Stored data
+-------+

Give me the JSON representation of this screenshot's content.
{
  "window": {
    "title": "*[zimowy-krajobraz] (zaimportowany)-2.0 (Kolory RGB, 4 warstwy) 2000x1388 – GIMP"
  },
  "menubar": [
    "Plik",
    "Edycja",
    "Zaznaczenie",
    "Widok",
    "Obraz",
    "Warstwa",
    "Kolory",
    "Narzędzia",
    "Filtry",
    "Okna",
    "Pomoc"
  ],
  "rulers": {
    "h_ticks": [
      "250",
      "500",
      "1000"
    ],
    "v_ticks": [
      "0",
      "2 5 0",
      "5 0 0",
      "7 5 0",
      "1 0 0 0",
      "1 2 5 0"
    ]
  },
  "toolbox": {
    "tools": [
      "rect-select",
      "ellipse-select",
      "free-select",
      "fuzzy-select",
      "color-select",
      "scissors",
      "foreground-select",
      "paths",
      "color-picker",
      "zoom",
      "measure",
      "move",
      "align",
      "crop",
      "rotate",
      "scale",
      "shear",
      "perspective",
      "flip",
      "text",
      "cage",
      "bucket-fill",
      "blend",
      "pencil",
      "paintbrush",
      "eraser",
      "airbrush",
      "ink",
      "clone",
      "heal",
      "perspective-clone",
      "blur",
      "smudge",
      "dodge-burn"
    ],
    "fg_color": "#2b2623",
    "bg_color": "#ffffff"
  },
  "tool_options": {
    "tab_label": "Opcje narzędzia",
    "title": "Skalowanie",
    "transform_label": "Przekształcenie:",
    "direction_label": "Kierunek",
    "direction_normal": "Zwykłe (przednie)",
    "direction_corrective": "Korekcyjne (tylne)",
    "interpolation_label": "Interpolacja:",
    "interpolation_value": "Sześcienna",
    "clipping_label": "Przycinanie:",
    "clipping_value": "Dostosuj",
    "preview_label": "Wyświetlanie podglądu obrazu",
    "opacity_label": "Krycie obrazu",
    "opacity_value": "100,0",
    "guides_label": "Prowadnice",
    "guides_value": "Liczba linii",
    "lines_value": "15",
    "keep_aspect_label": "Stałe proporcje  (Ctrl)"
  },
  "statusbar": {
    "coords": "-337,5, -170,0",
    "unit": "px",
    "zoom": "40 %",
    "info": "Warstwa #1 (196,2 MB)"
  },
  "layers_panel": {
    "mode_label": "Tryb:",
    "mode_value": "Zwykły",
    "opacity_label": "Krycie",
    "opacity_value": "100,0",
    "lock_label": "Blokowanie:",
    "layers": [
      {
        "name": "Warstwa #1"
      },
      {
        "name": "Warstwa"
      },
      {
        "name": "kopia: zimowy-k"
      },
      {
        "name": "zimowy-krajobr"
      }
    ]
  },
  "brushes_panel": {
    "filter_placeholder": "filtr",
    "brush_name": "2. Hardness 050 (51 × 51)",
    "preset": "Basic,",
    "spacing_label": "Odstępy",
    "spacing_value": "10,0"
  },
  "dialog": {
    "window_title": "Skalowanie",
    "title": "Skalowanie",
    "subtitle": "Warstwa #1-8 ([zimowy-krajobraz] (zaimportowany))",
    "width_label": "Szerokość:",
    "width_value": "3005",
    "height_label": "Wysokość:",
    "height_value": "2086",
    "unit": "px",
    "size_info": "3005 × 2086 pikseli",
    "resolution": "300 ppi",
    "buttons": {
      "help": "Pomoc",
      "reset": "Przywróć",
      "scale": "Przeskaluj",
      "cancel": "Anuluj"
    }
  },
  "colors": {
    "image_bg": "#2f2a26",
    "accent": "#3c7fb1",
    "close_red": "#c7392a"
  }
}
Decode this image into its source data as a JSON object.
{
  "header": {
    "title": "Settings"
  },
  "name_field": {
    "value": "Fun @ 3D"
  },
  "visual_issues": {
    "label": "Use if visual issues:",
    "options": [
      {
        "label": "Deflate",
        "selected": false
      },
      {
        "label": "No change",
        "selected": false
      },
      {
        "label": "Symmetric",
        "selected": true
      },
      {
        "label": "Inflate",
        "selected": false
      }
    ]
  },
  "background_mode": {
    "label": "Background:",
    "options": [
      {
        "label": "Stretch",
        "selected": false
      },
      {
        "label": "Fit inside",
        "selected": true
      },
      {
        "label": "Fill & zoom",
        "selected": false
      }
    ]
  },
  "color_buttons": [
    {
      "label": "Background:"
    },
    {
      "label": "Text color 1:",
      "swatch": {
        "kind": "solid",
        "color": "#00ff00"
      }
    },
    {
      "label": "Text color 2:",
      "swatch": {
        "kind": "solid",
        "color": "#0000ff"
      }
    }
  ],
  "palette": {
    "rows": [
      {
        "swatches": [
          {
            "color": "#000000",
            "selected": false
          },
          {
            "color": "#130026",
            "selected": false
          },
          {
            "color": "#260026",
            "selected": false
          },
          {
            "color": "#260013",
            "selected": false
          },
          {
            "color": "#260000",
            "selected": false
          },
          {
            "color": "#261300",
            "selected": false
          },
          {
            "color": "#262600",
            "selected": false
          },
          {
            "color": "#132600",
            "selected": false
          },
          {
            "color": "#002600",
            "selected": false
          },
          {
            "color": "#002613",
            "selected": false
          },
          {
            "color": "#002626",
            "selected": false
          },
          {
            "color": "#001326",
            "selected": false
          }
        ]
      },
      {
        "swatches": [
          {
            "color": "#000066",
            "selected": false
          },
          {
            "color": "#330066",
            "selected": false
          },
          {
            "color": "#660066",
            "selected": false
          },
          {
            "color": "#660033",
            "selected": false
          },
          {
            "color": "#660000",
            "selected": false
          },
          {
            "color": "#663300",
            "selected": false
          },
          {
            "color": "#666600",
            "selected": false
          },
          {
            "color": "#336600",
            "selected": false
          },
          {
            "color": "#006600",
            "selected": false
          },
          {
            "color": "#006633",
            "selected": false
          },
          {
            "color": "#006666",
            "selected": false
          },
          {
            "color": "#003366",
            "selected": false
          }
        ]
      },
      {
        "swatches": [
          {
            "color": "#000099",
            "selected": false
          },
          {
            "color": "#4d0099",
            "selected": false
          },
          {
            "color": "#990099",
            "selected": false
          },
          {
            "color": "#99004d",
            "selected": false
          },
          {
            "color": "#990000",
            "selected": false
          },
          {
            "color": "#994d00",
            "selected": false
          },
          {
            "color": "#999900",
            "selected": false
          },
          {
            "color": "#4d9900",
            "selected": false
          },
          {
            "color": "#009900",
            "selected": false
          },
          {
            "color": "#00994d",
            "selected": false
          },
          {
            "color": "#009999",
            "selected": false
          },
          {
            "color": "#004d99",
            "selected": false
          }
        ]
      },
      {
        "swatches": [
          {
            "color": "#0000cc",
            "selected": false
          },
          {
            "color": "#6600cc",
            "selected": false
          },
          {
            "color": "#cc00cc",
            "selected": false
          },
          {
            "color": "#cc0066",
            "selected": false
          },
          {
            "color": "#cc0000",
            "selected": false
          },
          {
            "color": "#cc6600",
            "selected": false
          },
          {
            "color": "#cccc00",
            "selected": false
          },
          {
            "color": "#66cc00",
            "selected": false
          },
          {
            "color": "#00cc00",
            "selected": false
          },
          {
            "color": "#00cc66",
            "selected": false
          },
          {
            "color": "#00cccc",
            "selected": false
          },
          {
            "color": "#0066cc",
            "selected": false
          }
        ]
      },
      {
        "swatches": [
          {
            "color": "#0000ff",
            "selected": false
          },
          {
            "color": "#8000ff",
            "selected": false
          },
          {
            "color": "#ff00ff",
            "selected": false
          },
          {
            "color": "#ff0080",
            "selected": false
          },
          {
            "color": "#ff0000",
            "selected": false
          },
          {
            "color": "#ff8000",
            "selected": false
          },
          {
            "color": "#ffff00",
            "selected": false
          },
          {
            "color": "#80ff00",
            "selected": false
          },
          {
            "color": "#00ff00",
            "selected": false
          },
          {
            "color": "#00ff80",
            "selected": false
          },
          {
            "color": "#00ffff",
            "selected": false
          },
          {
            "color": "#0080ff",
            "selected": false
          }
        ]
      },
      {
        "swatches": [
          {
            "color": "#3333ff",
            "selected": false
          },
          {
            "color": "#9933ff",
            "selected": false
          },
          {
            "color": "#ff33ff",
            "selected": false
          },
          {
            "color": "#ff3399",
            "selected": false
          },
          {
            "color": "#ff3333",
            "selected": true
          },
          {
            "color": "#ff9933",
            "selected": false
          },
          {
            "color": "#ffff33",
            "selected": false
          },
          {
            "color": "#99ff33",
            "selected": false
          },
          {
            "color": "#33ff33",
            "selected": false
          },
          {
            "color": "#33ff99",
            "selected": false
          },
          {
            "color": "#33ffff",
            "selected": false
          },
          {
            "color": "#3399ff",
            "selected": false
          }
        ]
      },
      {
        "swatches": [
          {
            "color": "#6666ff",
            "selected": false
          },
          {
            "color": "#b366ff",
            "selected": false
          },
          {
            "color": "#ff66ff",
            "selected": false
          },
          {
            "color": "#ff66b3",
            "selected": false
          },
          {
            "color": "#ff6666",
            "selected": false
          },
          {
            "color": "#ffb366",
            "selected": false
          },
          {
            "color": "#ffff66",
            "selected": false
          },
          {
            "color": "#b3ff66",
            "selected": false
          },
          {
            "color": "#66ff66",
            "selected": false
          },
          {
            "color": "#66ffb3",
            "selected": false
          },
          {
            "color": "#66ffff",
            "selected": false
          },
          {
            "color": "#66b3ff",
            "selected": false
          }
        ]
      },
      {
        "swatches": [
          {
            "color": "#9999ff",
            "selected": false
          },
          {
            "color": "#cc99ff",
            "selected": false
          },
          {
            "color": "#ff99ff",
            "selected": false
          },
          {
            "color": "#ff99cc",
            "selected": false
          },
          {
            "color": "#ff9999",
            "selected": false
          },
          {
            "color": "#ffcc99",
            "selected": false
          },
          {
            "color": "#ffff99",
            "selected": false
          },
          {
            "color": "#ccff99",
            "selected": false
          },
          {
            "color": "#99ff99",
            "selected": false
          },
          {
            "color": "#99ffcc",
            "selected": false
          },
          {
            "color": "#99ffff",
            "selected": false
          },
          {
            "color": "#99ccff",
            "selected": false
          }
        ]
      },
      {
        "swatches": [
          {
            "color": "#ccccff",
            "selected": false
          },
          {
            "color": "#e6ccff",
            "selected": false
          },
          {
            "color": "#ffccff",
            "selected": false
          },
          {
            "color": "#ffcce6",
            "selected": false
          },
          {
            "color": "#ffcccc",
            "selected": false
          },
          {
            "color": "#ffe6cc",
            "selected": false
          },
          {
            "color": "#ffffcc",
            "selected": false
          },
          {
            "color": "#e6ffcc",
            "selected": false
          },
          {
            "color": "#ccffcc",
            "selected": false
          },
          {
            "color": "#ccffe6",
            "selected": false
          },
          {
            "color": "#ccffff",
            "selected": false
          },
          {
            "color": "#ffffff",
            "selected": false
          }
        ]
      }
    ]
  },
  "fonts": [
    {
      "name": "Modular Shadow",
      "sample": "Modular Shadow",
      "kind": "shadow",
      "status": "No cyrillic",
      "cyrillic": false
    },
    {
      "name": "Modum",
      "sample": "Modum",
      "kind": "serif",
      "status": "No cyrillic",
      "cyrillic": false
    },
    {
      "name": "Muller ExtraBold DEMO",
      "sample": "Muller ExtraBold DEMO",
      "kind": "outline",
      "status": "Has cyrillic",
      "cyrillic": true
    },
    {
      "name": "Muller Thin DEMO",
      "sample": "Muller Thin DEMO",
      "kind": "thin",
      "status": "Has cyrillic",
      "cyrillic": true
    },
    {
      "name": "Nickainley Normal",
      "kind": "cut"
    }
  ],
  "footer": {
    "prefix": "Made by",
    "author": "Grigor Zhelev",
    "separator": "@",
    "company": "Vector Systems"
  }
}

+-------+

Search the records above for the string "Warstwa". Copy every line that contains it.

• **Exercise result**:
    "Warstwa",
    "info": "Warstwa #1 (196,2 MB)"
        "name": "Warstwa #1"
        "name": "Warstwa"
    "subtitle": "Warstwa #1-8 ([zimowy-krajobraz] (zaimportowany))",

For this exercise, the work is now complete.